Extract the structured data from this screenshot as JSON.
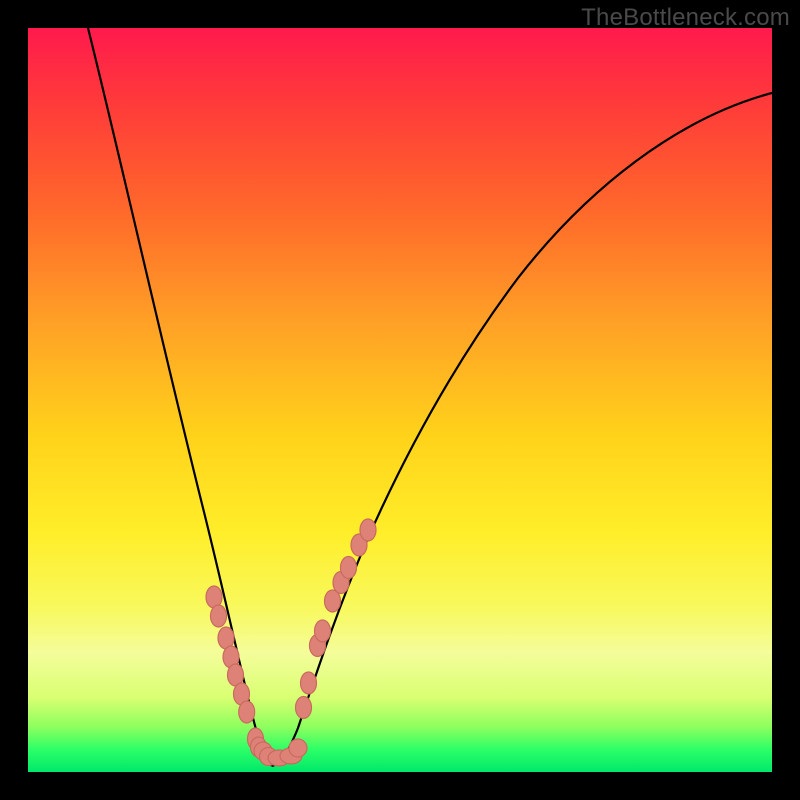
{
  "watermark": "TheBottleneck.com",
  "colors": {
    "frame": "#000000",
    "gradient_top": "#ff1a4d",
    "gradient_bottom": "#00e86a",
    "curve": "#000000",
    "marker_fill": "#de8277",
    "marker_stroke": "#c96a5f"
  },
  "chart_data": {
    "type": "line",
    "title": "",
    "xlabel": "",
    "ylabel": "",
    "xlim": [
      0,
      100
    ],
    "ylim": [
      0,
      100
    ],
    "series": [
      {
        "name": "left-curve",
        "x": [
          8,
          10,
          12,
          14,
          16,
          18,
          20,
          22,
          23,
          24,
          25,
          26,
          27,
          28,
          29,
          30,
          31,
          32
        ],
        "y": [
          100,
          88,
          77,
          67,
          58,
          49,
          41,
          33,
          29,
          25,
          21,
          17,
          14,
          11,
          8,
          5,
          3,
          2
        ]
      },
      {
        "name": "right-curve",
        "x": [
          32,
          33,
          34,
          35,
          36,
          37,
          38,
          40,
          42,
          45,
          48,
          52,
          56,
          60,
          65,
          70,
          76,
          82,
          88,
          94,
          100
        ],
        "y": [
          2,
          3,
          5,
          8,
          11,
          14,
          17,
          22,
          27,
          33,
          39,
          46,
          52,
          57,
          63,
          68,
          73,
          77,
          80,
          83,
          85
        ]
      },
      {
        "name": "markers-left-cluster",
        "x": [
          25.0,
          25.6,
          26.6,
          27.3,
          27.9,
          28.7,
          29.4,
          30.6,
          31.0,
          31.6,
          32.3,
          33.0
        ],
        "y": [
          23.5,
          21.0,
          18.0,
          15.5,
          13.0,
          10.5,
          8.0,
          4.5,
          3.4,
          2.8,
          2.1,
          2.0
        ]
      },
      {
        "name": "markers-right-cluster",
        "x": [
          34.3,
          35.0,
          37.0,
          37.7,
          38.9,
          39.6,
          40.9,
          42.1,
          43.1,
          44.5,
          45.7
        ],
        "y": [
          2.0,
          3.2,
          8.7,
          12.0,
          17.0,
          19.0,
          23.0,
          25.5,
          27.5,
          30.5,
          32.5
        ]
      }
    ],
    "annotations": [
      {
        "text": "TheBottleneck.com",
        "position": "top-right"
      }
    ]
  }
}
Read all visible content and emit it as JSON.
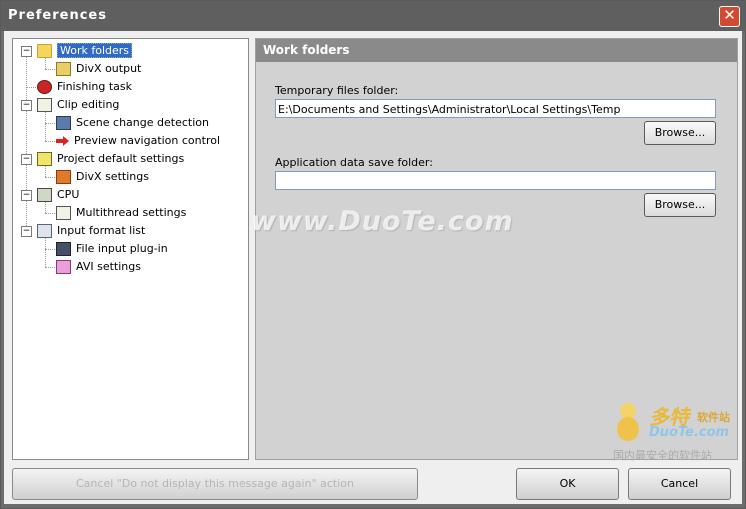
{
  "window": {
    "title": "Preferences",
    "close_glyph": "✕"
  },
  "tree": {
    "items": [
      {
        "label": "Work folders",
        "icon": "folder-icon",
        "selected": true
      },
      {
        "label": "DivX output",
        "icon": "divx-output-icon"
      },
      {
        "label": "Finishing task",
        "icon": "finishing-task-icon"
      },
      {
        "label": "Clip editing",
        "icon": "clip-editing-icon"
      },
      {
        "label": "Scene change detection",
        "icon": "film-icon"
      },
      {
        "label": "Preview navigation control",
        "icon": "arrow-right-icon"
      },
      {
        "label": "Project default settings",
        "icon": "project-settings-icon"
      },
      {
        "label": "DivX settings",
        "icon": "divx-settings-icon"
      },
      {
        "label": "CPU",
        "icon": "cpu-icon"
      },
      {
        "label": "Multithread settings",
        "icon": "multithread-icon"
      },
      {
        "label": "Input format list",
        "icon": "list-icon"
      },
      {
        "label": "File input plug-in",
        "icon": "plugin-icon"
      },
      {
        "label": "AVI settings",
        "icon": "avi-icon"
      }
    ],
    "expander_glyph": "−"
  },
  "panel": {
    "header": "Work folders",
    "temp_label": "Temporary files folder:",
    "temp_value": "E:\\Documents and Settings\\Administrator\\Local Settings\\Temp",
    "browse1": "Browse...",
    "appdata_label": "Application data save folder:",
    "appdata_value": "",
    "browse2": "Browse..."
  },
  "footer": {
    "cancel_notice": "Cancel \"Do not display this message again\" action",
    "ok": "OK",
    "cancel": "Cancel"
  },
  "watermark": {
    "text": "www.DuoTe.com",
    "logo_big": "多特",
    "logo_small": "软件站",
    "logo_url": "DuoTe.com",
    "logo_tag": "国内最安全的软件站"
  }
}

-- Aim of the exercise --
Copy out the data above exactly, except the pictures.

-- Exercise output --
Extract the structured data from this screenshot as JSON.
{
  "watermark": "TheBottleneck.com",
  "colors": {
    "frame": "#000000",
    "gradient_top": "#ff1a4d",
    "gradient_bottom": "#00e86a",
    "curve": "#000000",
    "marker_fill": "#de8277",
    "marker_stroke": "#c96a5f"
  },
  "chart_data": {
    "type": "line",
    "title": "",
    "xlabel": "",
    "ylabel": "",
    "xlim": [
      0,
      100
    ],
    "ylim": [
      0,
      100
    ],
    "series": [
      {
        "name": "left-curve",
        "x": [
          8,
          10,
          12,
          14,
          16,
          18,
          20,
          22,
          23,
          24,
          25,
          26,
          27,
          28,
          29,
          30,
          31,
          32
        ],
        "y": [
          100,
          88,
          77,
          67,
          58,
          49,
          41,
          33,
          29,
          25,
          21,
          17,
          14,
          11,
          8,
          5,
          3,
          2
        ]
      },
      {
        "name": "right-curve",
        "x": [
          32,
          33,
          34,
          35,
          36,
          37,
          38,
          40,
          42,
          45,
          48,
          52,
          56,
          60,
          65,
          70,
          76,
          82,
          88,
          94,
          100
        ],
        "y": [
          2,
          3,
          5,
          8,
          11,
          14,
          17,
          22,
          27,
          33,
          39,
          46,
          52,
          57,
          63,
          68,
          73,
          77,
          80,
          83,
          85
        ]
      },
      {
        "name": "markers-left-cluster",
        "x": [
          25.0,
          25.6,
          26.6,
          27.3,
          27.9,
          28.7,
          29.4,
          30.6,
          31.0,
          31.6,
          32.3,
          33.0
        ],
        "y": [
          23.5,
          21.0,
          18.0,
          15.5,
          13.0,
          10.5,
          8.0,
          4.5,
          3.4,
          2.8,
          2.1,
          2.0
        ]
      },
      {
        "name": "markers-right-cluster",
        "x": [
          34.3,
          35.0,
          37.0,
          37.7,
          38.9,
          39.6,
          40.9,
          42.1,
          43.1,
          44.5,
          45.7
        ],
        "y": [
          2.0,
          3.2,
          8.7,
          12.0,
          17.0,
          19.0,
          23.0,
          25.5,
          27.5,
          30.5,
          32.5
        ]
      }
    ],
    "annotations": [
      {
        "text": "TheBottleneck.com",
        "position": "top-right"
      }
    ]
  }
}
Read all visible content and emit it as JSON.
{
  "window": {
    "title": "Preferences",
    "close_glyph": "✕"
  },
  "tree": {
    "items": [
      {
        "label": "Work folders",
        "icon": "folder-icon",
        "selected": true
      },
      {
        "label": "DivX output",
        "icon": "divx-output-icon"
      },
      {
        "label": "Finishing task",
        "icon": "finishing-task-icon"
      },
      {
        "label": "Clip editing",
        "icon": "clip-editing-icon"
      },
      {
        "label": "Scene change detection",
        "icon": "film-icon"
      },
      {
        "label": "Preview navigation control",
        "icon": "arrow-right-icon"
      },
      {
        "label": "Project default settings",
        "icon": "project-settings-icon"
      },
      {
        "label": "DivX settings",
        "icon": "divx-settings-icon"
      },
      {
        "label": "CPU",
        "icon": "cpu-icon"
      },
      {
        "label": "Multithread settings",
        "icon": "multithread-icon"
      },
      {
        "label": "Input format list",
        "icon": "list-icon"
      },
      {
        "label": "File input plug-in",
        "icon": "plugin-icon"
      },
      {
        "label": "AVI settings",
        "icon": "avi-icon"
      }
    ],
    "expander_glyph": "−"
  },
  "panel": {
    "header": "Work folders",
    "temp_label": "Temporary files folder:",
    "temp_value": "E:\\Documents and Settings\\Administrator\\Local Settings\\Temp",
    "browse1": "Browse...",
    "appdata_label": "Application data save folder:",
    "appdata_value": "",
    "browse2": "Browse..."
  },
  "footer": {
    "cancel_notice": "Cancel \"Do not display this message again\" action",
    "ok": "OK",
    "cancel": "Cancel"
  },
  "watermark": {
    "text": "www.DuoTe.com",
    "logo_big": "多特",
    "logo_small": "软件站",
    "logo_url": "DuoTe.com",
    "logo_tag": "国内最安全的软件站"
  }
}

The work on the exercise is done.